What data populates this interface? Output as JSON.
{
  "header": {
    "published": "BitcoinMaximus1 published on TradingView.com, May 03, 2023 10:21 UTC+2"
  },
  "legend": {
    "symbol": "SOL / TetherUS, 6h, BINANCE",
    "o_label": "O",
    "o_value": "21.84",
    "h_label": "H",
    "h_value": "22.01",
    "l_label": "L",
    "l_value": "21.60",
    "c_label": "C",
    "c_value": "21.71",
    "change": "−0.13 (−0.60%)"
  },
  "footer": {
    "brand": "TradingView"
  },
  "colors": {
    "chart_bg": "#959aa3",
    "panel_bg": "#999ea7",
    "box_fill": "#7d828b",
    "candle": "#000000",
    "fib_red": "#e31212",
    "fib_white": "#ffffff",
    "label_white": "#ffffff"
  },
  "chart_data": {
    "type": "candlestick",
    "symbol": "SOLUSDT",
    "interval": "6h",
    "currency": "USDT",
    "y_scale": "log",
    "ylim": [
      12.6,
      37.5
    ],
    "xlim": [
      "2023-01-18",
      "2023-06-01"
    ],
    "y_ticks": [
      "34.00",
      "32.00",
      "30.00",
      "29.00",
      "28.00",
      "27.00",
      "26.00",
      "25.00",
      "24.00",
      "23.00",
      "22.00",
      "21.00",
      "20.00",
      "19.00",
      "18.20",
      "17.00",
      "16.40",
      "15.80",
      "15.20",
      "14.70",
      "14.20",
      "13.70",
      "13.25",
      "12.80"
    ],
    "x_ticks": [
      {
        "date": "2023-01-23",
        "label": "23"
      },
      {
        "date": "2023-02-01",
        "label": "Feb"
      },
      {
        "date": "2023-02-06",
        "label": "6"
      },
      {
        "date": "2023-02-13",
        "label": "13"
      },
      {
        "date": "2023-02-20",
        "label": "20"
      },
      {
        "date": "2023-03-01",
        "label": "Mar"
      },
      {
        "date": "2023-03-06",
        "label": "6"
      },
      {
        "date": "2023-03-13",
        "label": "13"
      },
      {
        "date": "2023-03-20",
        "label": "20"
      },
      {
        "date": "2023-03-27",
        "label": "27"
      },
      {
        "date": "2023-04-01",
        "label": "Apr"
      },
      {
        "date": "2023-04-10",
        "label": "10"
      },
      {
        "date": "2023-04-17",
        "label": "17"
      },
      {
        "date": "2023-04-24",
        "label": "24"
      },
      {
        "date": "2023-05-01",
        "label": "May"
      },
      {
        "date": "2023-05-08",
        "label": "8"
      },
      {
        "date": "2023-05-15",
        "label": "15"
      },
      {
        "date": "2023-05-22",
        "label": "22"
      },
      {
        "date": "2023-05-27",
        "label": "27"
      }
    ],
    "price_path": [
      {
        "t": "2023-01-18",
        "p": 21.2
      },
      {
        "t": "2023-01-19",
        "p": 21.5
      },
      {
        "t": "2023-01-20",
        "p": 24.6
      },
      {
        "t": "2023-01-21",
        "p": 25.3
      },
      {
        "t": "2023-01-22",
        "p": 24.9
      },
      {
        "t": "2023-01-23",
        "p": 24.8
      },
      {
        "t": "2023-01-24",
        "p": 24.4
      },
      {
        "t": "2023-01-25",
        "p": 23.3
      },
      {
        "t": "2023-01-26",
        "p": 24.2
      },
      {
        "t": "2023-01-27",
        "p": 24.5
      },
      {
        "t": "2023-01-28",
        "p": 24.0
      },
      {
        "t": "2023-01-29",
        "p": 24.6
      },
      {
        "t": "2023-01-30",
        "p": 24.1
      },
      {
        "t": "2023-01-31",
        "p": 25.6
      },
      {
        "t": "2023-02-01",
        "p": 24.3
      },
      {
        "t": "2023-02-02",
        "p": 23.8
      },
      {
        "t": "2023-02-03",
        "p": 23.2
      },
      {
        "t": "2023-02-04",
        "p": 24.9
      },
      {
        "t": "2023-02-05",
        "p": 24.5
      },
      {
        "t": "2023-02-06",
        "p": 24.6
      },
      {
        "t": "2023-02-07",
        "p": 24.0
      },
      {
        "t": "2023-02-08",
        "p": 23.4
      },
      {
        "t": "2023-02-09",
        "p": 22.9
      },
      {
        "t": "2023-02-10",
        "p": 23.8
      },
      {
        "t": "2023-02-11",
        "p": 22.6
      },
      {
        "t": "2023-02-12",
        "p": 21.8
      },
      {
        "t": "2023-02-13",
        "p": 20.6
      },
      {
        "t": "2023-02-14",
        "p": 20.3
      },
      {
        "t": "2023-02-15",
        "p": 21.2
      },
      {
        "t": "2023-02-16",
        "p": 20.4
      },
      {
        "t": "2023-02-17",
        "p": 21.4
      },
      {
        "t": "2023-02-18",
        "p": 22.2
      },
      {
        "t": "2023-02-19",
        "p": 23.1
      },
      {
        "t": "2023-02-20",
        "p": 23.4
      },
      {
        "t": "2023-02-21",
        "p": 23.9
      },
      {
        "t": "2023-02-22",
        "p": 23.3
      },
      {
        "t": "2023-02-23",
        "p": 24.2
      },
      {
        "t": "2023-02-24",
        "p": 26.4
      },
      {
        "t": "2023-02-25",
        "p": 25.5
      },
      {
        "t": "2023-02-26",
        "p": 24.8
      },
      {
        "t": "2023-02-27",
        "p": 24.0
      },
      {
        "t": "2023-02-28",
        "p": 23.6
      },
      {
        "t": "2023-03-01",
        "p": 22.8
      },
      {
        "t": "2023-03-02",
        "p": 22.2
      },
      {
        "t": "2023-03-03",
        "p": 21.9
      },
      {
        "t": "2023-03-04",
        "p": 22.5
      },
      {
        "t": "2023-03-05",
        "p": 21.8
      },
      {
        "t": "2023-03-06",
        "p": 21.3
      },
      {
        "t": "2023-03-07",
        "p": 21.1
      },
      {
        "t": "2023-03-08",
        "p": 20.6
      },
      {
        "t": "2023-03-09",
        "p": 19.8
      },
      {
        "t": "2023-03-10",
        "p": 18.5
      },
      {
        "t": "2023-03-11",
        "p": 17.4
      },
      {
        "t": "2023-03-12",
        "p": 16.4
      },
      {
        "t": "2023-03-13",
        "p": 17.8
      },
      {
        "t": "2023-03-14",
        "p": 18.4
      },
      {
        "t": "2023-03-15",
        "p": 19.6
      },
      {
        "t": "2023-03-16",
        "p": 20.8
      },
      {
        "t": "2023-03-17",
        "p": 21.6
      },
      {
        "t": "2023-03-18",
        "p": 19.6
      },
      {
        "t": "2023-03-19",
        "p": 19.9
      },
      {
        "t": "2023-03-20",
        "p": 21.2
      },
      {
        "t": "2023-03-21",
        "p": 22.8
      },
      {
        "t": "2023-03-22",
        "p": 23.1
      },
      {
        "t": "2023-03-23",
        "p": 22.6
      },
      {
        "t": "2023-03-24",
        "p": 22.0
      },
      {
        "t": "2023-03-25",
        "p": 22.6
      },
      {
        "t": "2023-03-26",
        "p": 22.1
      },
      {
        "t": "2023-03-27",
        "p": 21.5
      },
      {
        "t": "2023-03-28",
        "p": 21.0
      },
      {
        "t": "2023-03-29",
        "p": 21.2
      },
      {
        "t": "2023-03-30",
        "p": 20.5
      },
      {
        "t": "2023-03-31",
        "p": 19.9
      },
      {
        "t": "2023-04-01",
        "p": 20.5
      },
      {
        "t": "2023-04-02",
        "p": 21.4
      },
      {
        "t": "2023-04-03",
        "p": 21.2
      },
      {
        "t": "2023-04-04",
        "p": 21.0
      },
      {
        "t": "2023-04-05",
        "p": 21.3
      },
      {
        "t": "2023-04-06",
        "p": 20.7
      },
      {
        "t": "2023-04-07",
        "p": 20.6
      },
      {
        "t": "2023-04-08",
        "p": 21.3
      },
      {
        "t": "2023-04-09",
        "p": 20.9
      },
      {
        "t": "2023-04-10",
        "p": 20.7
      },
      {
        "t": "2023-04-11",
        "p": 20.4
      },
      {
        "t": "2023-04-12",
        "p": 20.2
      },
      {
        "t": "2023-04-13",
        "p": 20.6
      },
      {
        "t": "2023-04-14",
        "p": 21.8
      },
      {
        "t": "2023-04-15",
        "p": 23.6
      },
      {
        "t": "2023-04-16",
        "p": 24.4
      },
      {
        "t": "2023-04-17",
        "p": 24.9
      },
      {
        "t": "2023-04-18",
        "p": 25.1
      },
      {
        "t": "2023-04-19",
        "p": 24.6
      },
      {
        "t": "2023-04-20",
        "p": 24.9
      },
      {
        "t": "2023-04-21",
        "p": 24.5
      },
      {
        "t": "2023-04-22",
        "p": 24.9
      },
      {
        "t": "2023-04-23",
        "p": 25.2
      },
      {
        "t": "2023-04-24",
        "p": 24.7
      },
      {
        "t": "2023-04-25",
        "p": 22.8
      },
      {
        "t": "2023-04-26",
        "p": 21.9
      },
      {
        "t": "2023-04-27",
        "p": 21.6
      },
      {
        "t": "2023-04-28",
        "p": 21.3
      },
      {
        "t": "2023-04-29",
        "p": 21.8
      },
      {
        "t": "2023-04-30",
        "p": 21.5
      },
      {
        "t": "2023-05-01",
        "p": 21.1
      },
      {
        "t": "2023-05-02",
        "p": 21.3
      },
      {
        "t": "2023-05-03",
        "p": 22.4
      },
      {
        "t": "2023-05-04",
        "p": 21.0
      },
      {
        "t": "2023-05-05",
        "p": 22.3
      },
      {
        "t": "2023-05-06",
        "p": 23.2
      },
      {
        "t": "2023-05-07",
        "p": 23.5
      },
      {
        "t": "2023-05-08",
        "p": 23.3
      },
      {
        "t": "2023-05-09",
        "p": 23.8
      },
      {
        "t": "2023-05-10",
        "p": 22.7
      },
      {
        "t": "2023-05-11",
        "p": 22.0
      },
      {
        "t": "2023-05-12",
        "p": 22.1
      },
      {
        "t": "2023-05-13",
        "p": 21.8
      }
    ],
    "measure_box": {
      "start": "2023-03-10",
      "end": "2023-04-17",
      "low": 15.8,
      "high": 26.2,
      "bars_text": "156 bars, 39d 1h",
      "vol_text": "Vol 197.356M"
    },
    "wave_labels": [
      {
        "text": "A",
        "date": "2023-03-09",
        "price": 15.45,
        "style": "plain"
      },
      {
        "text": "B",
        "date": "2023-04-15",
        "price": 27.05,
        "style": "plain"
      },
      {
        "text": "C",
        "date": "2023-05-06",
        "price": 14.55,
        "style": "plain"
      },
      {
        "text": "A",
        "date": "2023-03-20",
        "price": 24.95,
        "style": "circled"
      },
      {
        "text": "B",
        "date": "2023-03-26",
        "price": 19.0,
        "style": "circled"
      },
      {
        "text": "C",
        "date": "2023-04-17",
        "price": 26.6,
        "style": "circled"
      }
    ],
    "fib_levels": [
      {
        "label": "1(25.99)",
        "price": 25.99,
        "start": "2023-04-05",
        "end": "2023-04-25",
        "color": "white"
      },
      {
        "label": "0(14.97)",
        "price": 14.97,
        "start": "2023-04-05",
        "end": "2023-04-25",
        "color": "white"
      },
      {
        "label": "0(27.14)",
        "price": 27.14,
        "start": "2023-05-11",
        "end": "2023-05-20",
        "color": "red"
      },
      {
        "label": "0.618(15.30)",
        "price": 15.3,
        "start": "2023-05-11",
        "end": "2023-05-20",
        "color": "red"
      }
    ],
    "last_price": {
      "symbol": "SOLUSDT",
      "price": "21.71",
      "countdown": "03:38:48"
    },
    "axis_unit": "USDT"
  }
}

> Task:
Using the listing above, list every line in which the string "TradingView" occurs.

> Exercise answer:
    "published": "BitcoinMaximus1 published on TradingView.com, May 03, 2023 10:21 UTC+2"
    "brand": "TradingView"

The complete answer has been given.